▶ **Exercise set**
a – Say whether each statement below agrees with the passage on EU rules for employment contracts. Answer (i), (ii) and (iii) with yes or no, and quote the words of the passage that decide it.
(i) The Schlecker judgment formally concerns the 1980 Rome Convention.
(ii) Ms Boedeker's remuneration was paid in euros.
(iii) The employer reimbursed Ms Boedeker's travel costs from the Netherlands to Germany.
b – Pick up the passage on EU rules for employment contracts after its final sentence and keep writing.

▶ **Text passage**
· · ·

In subsidiary fashion only, does the AG entertain the questions relating to Article 5(1) and 5(3) (now 7(1) and 7(2) respectively). Spies’ duties as a director (again, should the ECJ find against applicability of the employment section) have to be considered ‘contractual’ within the meaning of the Regulation. The place of performance of the obligation in the view of the AG needs to be determined using Article 7(1)b, ‘the place in a Member State where, under the contract, the services were provided or should have been provided;’. Using Car Trim and Wood Floor Solutions and quoting Stephanie Francq, the AG suggests the national court identify the location where the service was mainly provided.
The AG’s views on the employment heading, however, seem solid and I would be surprised were the ECJ to have to go into the subsidiary questions.
‘More closely connected’ in employment contracts – The ECJ in Schlecker emphasises tax and national insurance (social security)
I reported earlier on Wahl AG’s Opinion in Schlecker. The ECJ held last week. Reminder: formally the judgment relates to the application of the similar provision in the predecessor of the Rome I Regulation, the 1980 Rome Convention. The relevant provisions have not materially changed, however. The ECJ in fact refers to the slightly more precise provisions of Rome I in support.
In the case at issue, a closer connection with Germany was suggested by the circumstances as a whole, in particular by the following facts: the employer is a legal person governed by German law; the remuneration was paid in German marks (prior to the introduction of the euro); the pension arrangements were made with a German pension provider; Ms Boedeker had continued to reside in Germany, where she paid her social security contributions; the employment contract referred to mandatory provisions of German law; and the employer reimbursed Ms Boedeker’s travel costs from Germany to the Netherlands.

· · ·

▶ **Information supplied**
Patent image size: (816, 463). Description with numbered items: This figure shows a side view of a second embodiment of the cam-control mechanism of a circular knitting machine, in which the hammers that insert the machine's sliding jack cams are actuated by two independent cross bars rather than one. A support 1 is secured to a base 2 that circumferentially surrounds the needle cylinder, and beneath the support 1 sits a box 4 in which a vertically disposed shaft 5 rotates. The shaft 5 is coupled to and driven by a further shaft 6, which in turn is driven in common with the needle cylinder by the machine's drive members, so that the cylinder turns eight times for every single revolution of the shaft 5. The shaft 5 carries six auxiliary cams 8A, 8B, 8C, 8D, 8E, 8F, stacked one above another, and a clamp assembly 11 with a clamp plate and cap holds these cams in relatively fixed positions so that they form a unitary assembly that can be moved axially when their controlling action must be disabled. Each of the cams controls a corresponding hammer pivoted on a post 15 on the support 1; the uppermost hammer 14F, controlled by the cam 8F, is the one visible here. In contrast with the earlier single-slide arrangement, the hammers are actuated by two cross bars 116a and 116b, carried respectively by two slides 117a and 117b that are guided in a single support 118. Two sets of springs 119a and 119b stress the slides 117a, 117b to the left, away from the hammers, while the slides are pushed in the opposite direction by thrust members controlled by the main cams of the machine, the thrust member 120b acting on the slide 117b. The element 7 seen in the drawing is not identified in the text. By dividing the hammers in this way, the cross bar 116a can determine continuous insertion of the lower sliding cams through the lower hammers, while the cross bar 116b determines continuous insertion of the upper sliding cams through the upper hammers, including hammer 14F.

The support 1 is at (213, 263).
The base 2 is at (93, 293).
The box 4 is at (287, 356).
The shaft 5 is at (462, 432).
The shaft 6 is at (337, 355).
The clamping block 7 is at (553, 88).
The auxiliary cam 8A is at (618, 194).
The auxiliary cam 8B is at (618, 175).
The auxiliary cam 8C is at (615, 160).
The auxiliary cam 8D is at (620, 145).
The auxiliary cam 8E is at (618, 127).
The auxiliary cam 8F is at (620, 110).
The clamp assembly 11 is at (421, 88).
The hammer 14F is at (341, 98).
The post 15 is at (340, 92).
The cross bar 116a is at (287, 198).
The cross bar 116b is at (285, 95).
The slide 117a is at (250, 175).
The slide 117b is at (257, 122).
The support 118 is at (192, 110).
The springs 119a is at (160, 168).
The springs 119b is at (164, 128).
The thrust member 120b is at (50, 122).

· · ·

▶ **Answers to the exercise**
a –
(i) Yes: "formally the judgment relates to the application of the similar provision in the predecessor of the Rome I Regulation, the 1980 Rome Convention."
(ii) No: "the remuneration was paid in German marks (prior to the introduction of the euro)"
(iii) No: "the employer reimbursed Ms Boedeker’s travel costs from Germany to the Netherlands."

b –
The Court concurs with the AG that the closer connection test must apply as suggested by its formulation: even if there is a habitual place of performance, this may be trumped by other circumstances. However the Court also held that the sheer amount of ‘other criteria’ in and of itself does not suffice to rebut the presumption: ‘the court called upon to rule in a particular case cannot automatically conclude that the rule laid down in Article 6(2)(a) of the Rome Convention must be disregarded solely because, by dint of their number, the other relevant circumstances – apart from the actual place of work – would result in the selection of another country‘ (at 40).
In other words: the actual place of work has considerable gravity. Nevertheless, among the other criteria, there are two, the Court suggested (however without reference to specific support in preparatory works or otherwise), which are particularly relevant:
‘among the significant factors suggestive of a connection with a particular country, account should be taken in particular of the country in which the employee pays taxes on the income from his activity and the country in which he is covered by a social security scheme and pension, sickness insurance and invalidity schemes. In addition, the national court must also take account of all the circumstances of the case, such as the parameters relating to salary determination and other working conditions.’ (at 41).
As always, much misery may be avoided by inserting a proper choice of law in the contract, in accordance with the Convention (now Regulation).